Search the material below for the word "label" and copy every line in which it occurs.
— Begin Input for this task —
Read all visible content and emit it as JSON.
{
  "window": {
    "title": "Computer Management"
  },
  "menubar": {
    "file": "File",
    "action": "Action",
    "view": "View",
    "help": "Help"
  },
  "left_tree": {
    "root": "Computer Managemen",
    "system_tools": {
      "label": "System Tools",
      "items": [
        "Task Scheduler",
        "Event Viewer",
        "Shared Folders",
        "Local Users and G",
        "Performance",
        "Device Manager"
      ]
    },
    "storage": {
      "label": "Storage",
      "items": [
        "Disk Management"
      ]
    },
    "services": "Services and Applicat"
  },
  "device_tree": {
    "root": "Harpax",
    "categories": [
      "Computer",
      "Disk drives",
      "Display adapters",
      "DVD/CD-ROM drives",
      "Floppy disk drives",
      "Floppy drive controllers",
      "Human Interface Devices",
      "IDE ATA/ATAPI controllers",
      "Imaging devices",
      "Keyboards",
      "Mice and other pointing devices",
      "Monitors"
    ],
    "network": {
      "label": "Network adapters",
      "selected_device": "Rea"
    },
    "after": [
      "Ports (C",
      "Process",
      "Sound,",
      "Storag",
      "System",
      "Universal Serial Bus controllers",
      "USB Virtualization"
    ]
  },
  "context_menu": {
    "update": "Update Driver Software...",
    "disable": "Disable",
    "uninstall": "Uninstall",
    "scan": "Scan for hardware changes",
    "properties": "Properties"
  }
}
— End Input for this task —
_The solution:_
      "label": "System Tools",
      "label": "Storage",
      "label": "Network adapters",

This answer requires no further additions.